Determine how many lines in the entries below include "values". The reply should be that number and nothing else.

[Start of Supplied records]

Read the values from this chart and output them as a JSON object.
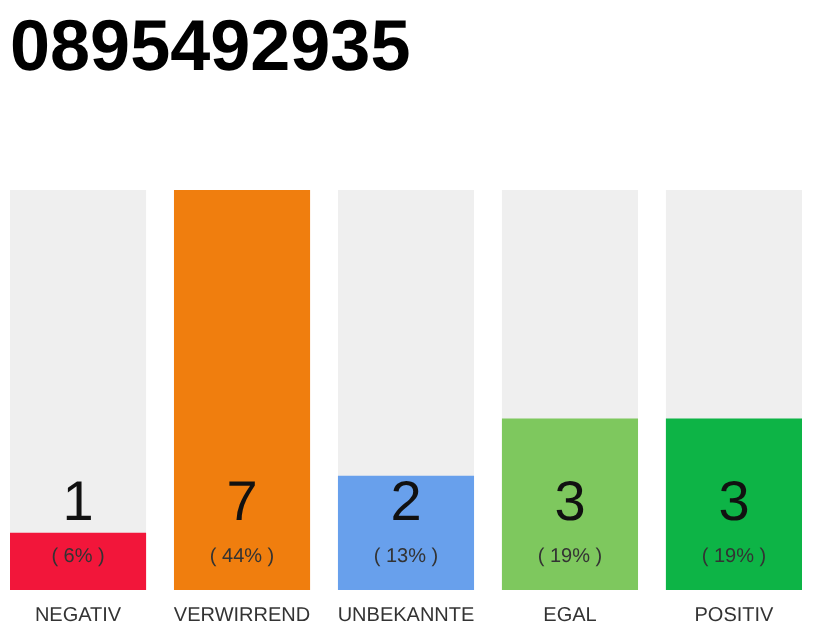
{
  "chart_data": {
    "type": "bar",
    "title": "0895492935",
    "categories": [
      "NEGATIV",
      "VERWIRREND",
      "UNBEKANNTE",
      "EGAL",
      "POSITIV"
    ],
    "values": [
      1,
      7,
      2,
      3,
      3
    ],
    "colors": [
      "#f2163a",
      "#f07e0e",
      "#68a0ec",
      "#7ec85e",
      "#0db446"
    ],
    "ylim": [
      0,
      7
    ],
    "tick_labels": "x",
    "data_labels": true,
    "annotations": [
      "( 6% )",
      "( 44% )",
      "( 13% )",
      "( 19% )",
      "( 19% )"
    ]
  }
}
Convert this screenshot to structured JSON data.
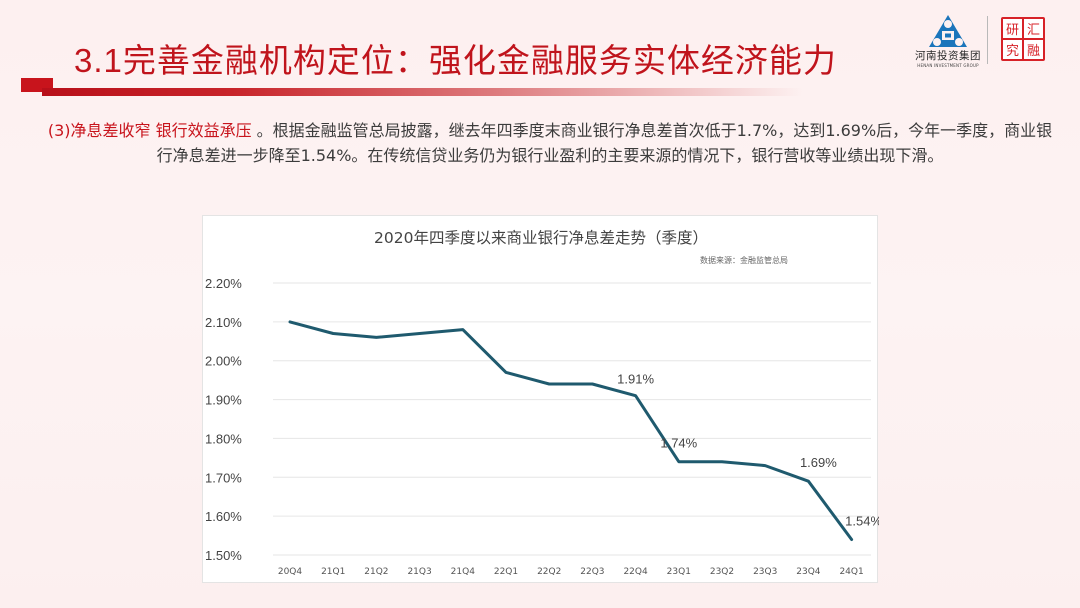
{
  "header": {
    "section_number": "3.1",
    "title": "完善金融机构定位：强化金融服务实体经济能力",
    "accent_color": "#c8141c"
  },
  "logos": {
    "company_cn": "河南投资集团",
    "company_en": "HENAN INVESTMENT GROUP",
    "seal_chars": [
      "研",
      "汇",
      "究",
      "融"
    ]
  },
  "paragraph": {
    "prefix": "(3)",
    "highlight": "净息差收窄 银行效益承压",
    "body": " 。根据金融监管总局披露，继去年四季度末商业银行净息差首次低于1.7%，达到1.69%后，今年一季度，商业银行净息差进一步降至1.54%。在传统信贷业务仍为银行业盈利的主要来源的情况下，银行营收等业绩出现下滑。"
  },
  "chart_data": {
    "type": "line",
    "title": "2020年四季度以来商业银行净息差走势（季度）",
    "subtitle": "数据来源：金融监管总局",
    "xlabel": "",
    "ylabel": "",
    "categories": [
      "20Q4",
      "21Q1",
      "21Q2",
      "21Q3",
      "21Q4",
      "22Q1",
      "22Q2",
      "22Q3",
      "22Q4",
      "23Q1",
      "23Q2",
      "23Q3",
      "23Q4",
      "24Q1"
    ],
    "series": [
      {
        "name": "商业银行净息差",
        "values": [
          2.1,
          2.07,
          2.06,
          2.07,
          2.08,
          1.97,
          1.94,
          1.94,
          1.91,
          1.74,
          1.74,
          1.73,
          1.69,
          1.54
        ],
        "color": "#1f5a6e"
      }
    ],
    "y_ticks": [
      "2.20%",
      "2.10%",
      "2.00%",
      "1.90%",
      "1.80%",
      "1.70%",
      "1.60%",
      "1.50%"
    ],
    "ylim": [
      1.5,
      2.2
    ],
    "grid": true,
    "legend": "none",
    "annotations": [
      {
        "category": "22Q4",
        "label": "1.91%"
      },
      {
        "category": "23Q1",
        "label": "1.74%"
      },
      {
        "category": "23Q4",
        "label": "1.69%"
      },
      {
        "category": "24Q1",
        "label": "1.54%"
      }
    ]
  }
}
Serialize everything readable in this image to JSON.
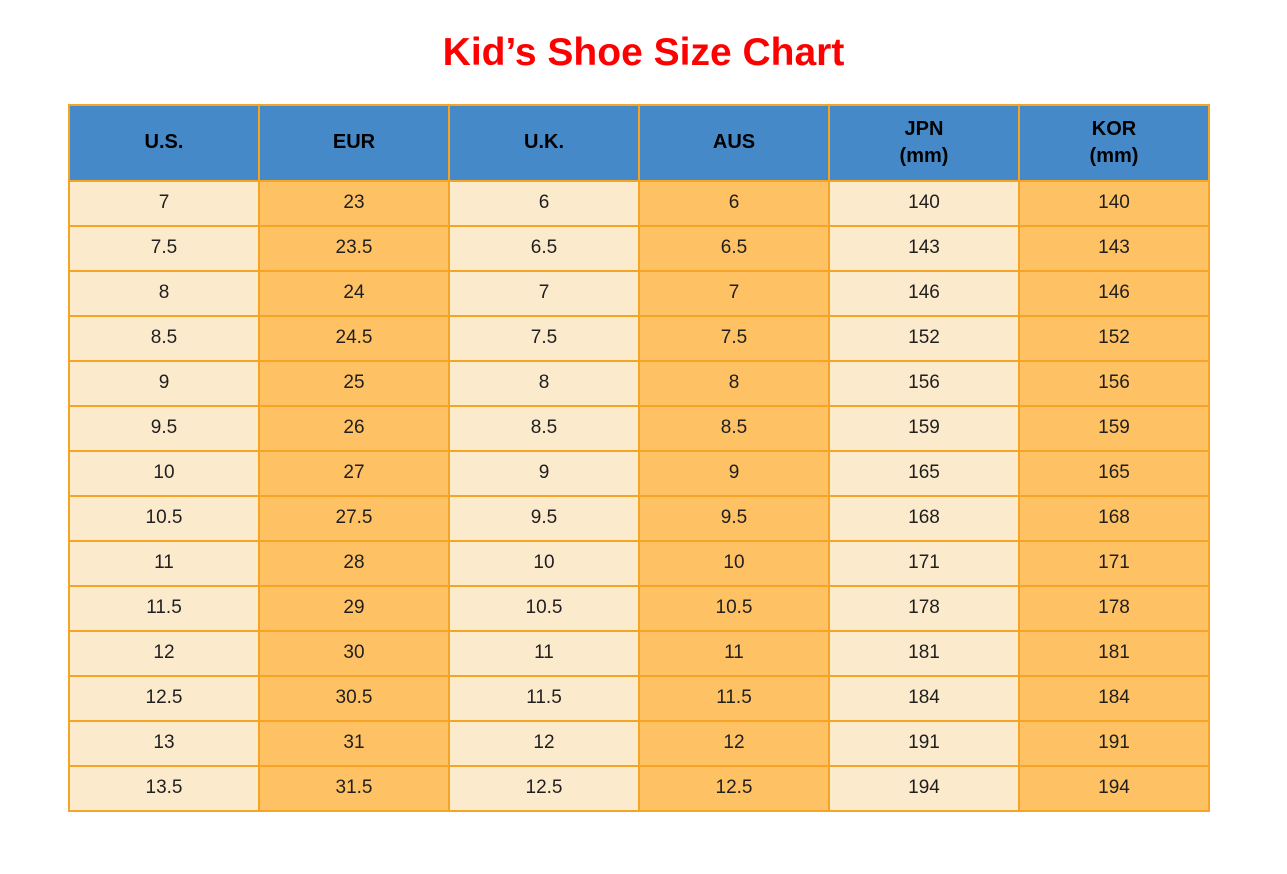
{
  "title": {
    "text": "Kid’s Shoe Size Chart"
  },
  "colors": {
    "title": "#FF0000",
    "header_bg": "#4589C8",
    "cell_light": "#FCEACD",
    "cell_orange": "#FEC164",
    "border": "#F5A423",
    "text": "#1F1F1F"
  },
  "table": {
    "columns": [
      {
        "label": "U.S.",
        "sub": ""
      },
      {
        "label": "EUR",
        "sub": ""
      },
      {
        "label": "U.K.",
        "sub": ""
      },
      {
        "label": "AUS",
        "sub": ""
      },
      {
        "label": "JPN",
        "sub": "(mm)"
      },
      {
        "label": "KOR",
        "sub": "(mm)"
      }
    ],
    "rows": [
      [
        "7",
        "23",
        "6",
        "6",
        "140",
        "140"
      ],
      [
        "7.5",
        "23.5",
        "6.5",
        "6.5",
        "143",
        "143"
      ],
      [
        "8",
        "24",
        "7",
        "7",
        "146",
        "146"
      ],
      [
        "8.5",
        "24.5",
        "7.5",
        "7.5",
        "152",
        "152"
      ],
      [
        "9",
        "25",
        "8",
        "8",
        "156",
        "156"
      ],
      [
        "9.5",
        "26",
        "8.5",
        "8.5",
        "159",
        "159"
      ],
      [
        "10",
        "27",
        "9",
        "9",
        "165",
        "165"
      ],
      [
        "10.5",
        "27.5",
        "9.5",
        "9.5",
        "168",
        "168"
      ],
      [
        "11",
        "28",
        "10",
        "10",
        "171",
        "171"
      ],
      [
        "11.5",
        "29",
        "10.5",
        "10.5",
        "178",
        "178"
      ],
      [
        "12",
        "30",
        "11",
        "11",
        "181",
        "181"
      ],
      [
        "12.5",
        "30.5",
        "11.5",
        "11.5",
        "184",
        "184"
      ],
      [
        "13",
        "31",
        "12",
        "12",
        "191",
        "191"
      ],
      [
        "13.5",
        "31.5",
        "12.5",
        "12.5",
        "194",
        "194"
      ]
    ]
  },
  "chart_data": {
    "type": "table",
    "title": "Kid’s Shoe Size Chart",
    "columns": [
      "U.S.",
      "EUR",
      "U.K.",
      "AUS",
      "JPN (mm)",
      "KOR (mm)"
    ],
    "rows": [
      [
        7,
        23,
        6,
        6,
        140,
        140
      ],
      [
        7.5,
        23.5,
        6.5,
        6.5,
        143,
        143
      ],
      [
        8,
        24,
        7,
        7,
        146,
        146
      ],
      [
        8.5,
        24.5,
        7.5,
        7.5,
        152,
        152
      ],
      [
        9,
        25,
        8,
        8,
        156,
        156
      ],
      [
        9.5,
        26,
        8.5,
        8.5,
        159,
        159
      ],
      [
        10,
        27,
        9,
        9,
        165,
        165
      ],
      [
        10.5,
        27.5,
        9.5,
        9.5,
        168,
        168
      ],
      [
        11,
        28,
        10,
        10,
        171,
        171
      ],
      [
        11.5,
        29,
        10.5,
        10.5,
        178,
        178
      ],
      [
        12,
        30,
        11,
        11,
        181,
        181
      ],
      [
        12.5,
        30.5,
        11.5,
        11.5,
        184,
        184
      ],
      [
        13,
        31,
        12,
        12,
        191,
        191
      ],
      [
        13.5,
        31.5,
        12.5,
        12.5,
        194,
        194
      ]
    ],
    "layout_hints": {
      "header_fill": "#4589C8",
      "odd_column_fill": "#FCEACD",
      "even_column_fill": "#FEC164",
      "grid": "on"
    }
  }
}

[End of Supplied records]

§ Exercise response:
3